**Task directions**: Copy out all the records exactly.

[Data entries]
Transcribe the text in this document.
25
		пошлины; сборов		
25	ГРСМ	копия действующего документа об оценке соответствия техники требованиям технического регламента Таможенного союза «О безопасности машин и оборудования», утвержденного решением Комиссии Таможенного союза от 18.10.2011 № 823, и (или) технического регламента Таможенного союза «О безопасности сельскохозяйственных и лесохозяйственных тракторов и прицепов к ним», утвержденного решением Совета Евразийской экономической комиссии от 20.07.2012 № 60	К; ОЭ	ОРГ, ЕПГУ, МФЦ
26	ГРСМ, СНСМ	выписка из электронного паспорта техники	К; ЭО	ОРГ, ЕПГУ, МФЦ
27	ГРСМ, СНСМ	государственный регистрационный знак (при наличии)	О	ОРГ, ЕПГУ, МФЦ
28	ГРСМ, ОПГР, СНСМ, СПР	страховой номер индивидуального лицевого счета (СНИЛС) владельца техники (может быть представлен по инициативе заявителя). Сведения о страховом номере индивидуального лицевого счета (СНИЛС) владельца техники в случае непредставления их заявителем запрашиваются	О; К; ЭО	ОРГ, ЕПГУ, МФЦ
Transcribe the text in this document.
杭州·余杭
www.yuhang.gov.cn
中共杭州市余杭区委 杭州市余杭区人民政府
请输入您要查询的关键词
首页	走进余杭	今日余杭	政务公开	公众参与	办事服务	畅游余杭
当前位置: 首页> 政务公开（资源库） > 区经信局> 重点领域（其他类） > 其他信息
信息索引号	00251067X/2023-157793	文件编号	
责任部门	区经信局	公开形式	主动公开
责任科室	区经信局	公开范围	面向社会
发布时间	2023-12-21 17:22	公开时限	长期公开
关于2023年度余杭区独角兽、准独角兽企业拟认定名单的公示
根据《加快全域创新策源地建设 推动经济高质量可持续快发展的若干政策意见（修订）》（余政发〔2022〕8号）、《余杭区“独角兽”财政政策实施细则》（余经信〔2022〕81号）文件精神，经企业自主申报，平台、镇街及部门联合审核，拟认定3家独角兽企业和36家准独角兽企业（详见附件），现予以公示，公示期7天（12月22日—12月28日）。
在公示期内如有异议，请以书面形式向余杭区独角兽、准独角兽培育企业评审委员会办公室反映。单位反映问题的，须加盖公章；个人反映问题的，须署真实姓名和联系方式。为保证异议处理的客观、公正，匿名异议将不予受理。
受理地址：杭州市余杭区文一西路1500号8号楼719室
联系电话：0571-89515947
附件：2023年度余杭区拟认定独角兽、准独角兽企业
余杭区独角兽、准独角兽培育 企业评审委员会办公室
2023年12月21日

**Complete output**:
Transcribe the text in this document.
25
		пошлины; сборов		
25	ГРСМ	копия действующего документа об оценке соответствия техники требованиям технического регламента Таможенного союза «О безопасности машин и оборудования», утвержденного решением Комиссии Таможенного союза от 18.10.2011 № 823, и (или) технического регламента Таможенного союза «О безопасности сельскохозяйственных и лесохозяйственных тракторов и прицепов к ним», утвержденного решением Совета Евразийской экономической комиссии от 20.07.2012 № 60	К; ОЭ	ОРГ, ЕПГУ, МФЦ
26	ГРСМ, СНСМ	выписка из электронного паспорта техники	К; ЭО	ОРГ, ЕПГУ, МФЦ
27	ГРСМ, СНСМ	государственный регистрационный знак (при наличии)	О	ОРГ, ЕПГУ, МФЦ
28	ГРСМ, ОПГР, СНСМ, СПР	страховой номер индивидуального лицевого счета (СНИЛС) владельца техники (может быть представлен по инициативе заявителя). Сведения о страховом номере индивидуального лицевого счета (СНИЛС) владельца техники в случае непредставления их заявителем запрашиваются	О; К; ЭО	ОРГ, ЕПГУ, МФЦ
Transcribe the text in this document.
杭州·余杭
www.yuhang.gov.cn
中共杭州市余杭区委 杭州市余杭区人民政府
请输入您要查询的关键词
首页	走进余杭	今日余杭	政务公开	公众参与	办事服务	畅游余杭
当前位置: 首页> 政务公开（资源库） > 区经信局> 重点领域（其他类） > 其他信息
信息索引号	00251067X/2023-157793	文件编号	
责任部门	区经信局	公开形式	主动公开
责任科室	区经信局	公开范围	面向社会
发布时间	2023-12-21 17:22	公开时限	长期公开
关于2023年度余杭区独角兽、准独角兽企业拟认定名单的公示
根据《加快全域创新策源地建设 推动经济高质量可持续快发展的若干政策意见（修订）》（余政发〔2022〕8号）、《余杭区“独角兽”财政政策实施细则》（余经信〔2022〕81号）文件精神，经企业自主申报，平台、镇街及部门联合审核，拟认定3家独角兽企业和36家准独角兽企业（详见附件），现予以公示，公示期7天（12月22日—12月28日）。
在公示期内如有异议，请以书面形式向余杭区独角兽、准独角兽培育企业评审委员会办公室反映。单位反映问题的，须加盖公章；个人反映问题的，须署真实姓名和联系方式。为保证异议处理的客观、公正，匿名异议将不予受理。
受理地址：杭州市余杭区文一西路1500号8号楼719室
联系电话：0571-89515947
附件：2023年度余杭区拟认定独角兽、准独角兽企业
余杭区独角兽、准独角兽培育 企业评审委员会办公室
2023年12月21日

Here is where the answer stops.